Exercise requirements: Retype each entry below exactly as it stands.

— START Records for the task —

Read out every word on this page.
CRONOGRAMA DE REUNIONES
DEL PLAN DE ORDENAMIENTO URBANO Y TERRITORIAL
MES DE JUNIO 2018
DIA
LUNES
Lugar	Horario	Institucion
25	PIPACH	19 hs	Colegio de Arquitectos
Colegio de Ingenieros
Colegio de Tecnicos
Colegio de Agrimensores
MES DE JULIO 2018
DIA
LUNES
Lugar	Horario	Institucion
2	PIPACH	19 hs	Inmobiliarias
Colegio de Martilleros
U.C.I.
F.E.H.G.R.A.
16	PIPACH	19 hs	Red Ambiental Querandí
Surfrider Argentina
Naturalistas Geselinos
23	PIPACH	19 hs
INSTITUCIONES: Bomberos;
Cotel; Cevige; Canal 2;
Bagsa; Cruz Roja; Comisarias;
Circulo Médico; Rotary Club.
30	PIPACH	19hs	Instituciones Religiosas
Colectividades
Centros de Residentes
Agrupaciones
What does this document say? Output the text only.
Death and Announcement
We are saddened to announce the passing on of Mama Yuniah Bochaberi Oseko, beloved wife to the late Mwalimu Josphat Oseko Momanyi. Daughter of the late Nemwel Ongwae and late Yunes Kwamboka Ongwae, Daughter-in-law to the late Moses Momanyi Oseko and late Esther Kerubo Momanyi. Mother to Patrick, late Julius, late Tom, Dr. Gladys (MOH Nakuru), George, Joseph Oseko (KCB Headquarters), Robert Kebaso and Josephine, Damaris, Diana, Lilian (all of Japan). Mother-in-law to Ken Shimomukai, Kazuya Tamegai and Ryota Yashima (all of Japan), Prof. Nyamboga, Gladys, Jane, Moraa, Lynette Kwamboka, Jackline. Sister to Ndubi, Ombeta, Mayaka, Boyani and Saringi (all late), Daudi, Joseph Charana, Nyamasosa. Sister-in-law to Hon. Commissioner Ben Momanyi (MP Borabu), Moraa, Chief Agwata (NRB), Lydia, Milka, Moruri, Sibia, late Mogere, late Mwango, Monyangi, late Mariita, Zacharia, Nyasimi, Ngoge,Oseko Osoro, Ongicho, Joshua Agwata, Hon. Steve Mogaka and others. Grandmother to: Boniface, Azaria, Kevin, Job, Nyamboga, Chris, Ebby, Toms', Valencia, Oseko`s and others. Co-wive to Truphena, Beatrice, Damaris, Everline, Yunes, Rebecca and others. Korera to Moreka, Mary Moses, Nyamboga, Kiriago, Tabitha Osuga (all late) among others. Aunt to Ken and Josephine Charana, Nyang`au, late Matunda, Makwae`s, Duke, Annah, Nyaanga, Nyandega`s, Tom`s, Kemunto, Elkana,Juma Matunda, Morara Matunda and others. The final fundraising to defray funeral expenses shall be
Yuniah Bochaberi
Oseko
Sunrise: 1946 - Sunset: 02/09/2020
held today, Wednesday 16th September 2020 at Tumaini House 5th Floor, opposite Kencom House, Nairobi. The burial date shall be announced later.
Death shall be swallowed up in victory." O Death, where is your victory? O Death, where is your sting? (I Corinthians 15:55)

— END Records for the task —

Solution:
Read out every word on this page.
CRONOGRAMA DE REUNIONES
DEL PLAN DE ORDENAMIENTO URBANO Y TERRITORIAL
MES DE JUNIO 2018
DIA
LUNES
Lugar	Horario	Institucion
25	PIPACH	19 hs	Colegio de Arquitectos
Colegio de Ingenieros
Colegio de Tecnicos
Colegio de Agrimensores
MES DE JULIO 2018
DIA
LUNES
Lugar	Horario	Institucion
2	PIPACH	19 hs	Inmobiliarias
Colegio de Martilleros
U.C.I.
F.E.H.G.R.A.
16	PIPACH	19 hs	Red Ambiental Querandí
Surfrider Argentina
Naturalistas Geselinos
23	PIPACH	19 hs
INSTITUCIONES: Bomberos;
Cotel; Cevige; Canal 2;
Bagsa; Cruz Roja; Comisarias;
Circulo Médico; Rotary Club.
30	PIPACH	19hs	Instituciones Religiosas
Colectividades
Centros de Residentes
Agrupaciones
What does this document say? Output the text only.
Death and Announcement
We are saddened to announce the passing on of Mama Yuniah Bochaberi Oseko, beloved wife to the late Mwalimu Josphat Oseko Momanyi. Daughter of the late Nemwel Ongwae and late Yunes Kwamboka Ongwae, Daughter-in-law to the late Moses Momanyi Oseko and late Esther Kerubo Momanyi. Mother to Patrick, late Julius, late Tom, Dr. Gladys (MOH Nakuru), George, Joseph Oseko (KCB Headquarters), Robert Kebaso and Josephine, Damaris, Diana, Lilian (all of Japan). Mother-in-law to Ken Shimomukai, Kazuya Tamegai and Ryota Yashima (all of Japan), Prof. Nyamboga, Gladys, Jane, Moraa, Lynette Kwamboka, Jackline. Sister to Ndubi, Ombeta, Mayaka, Boyani and Saringi (all late), Daudi, Joseph Charana, Nyamasosa. Sister-in-law to Hon. Commissioner Ben Momanyi (MP Borabu), Moraa, Chief Agwata (NRB), Lydia, Milka, Moruri, Sibia, late Mogere, late Mwango, Monyangi, late Mariita, Zacharia, Nyasimi, Ngoge,Oseko Osoro, Ongicho, Joshua Agwata, Hon. Steve Mogaka and others. Grandmother to: Boniface, Azaria, Kevin, Job, Nyamboga, Chris, Ebby, Toms', Valencia, Oseko`s and others. Co-wive to Truphena, Beatrice, Damaris, Everline, Yunes, Rebecca and others. Korera to Moreka, Mary Moses, Nyamboga, Kiriago, Tabitha Osuga (all late) among others. Aunt to Ken and Josephine Charana, Nyang`au, late Matunda, Makwae`s, Duke, Annah, Nyaanga, Nyandega`s, Tom`s, Kemunto, Elkana,Juma Matunda, Morara Matunda and others. The final fundraising to defray funeral expenses shall be
Yuniah Bochaberi
Oseko
Sunrise: 1946 - Sunset: 02/09/2020
held today, Wednesday 16th September 2020 at Tumaini House 5th Floor, opposite Kencom House, Nairobi. The burial date shall be announced later.
Death shall be swallowed up in victory." O Death, where is your victory? O Death, where is your sting? (I Corinthians 15:55)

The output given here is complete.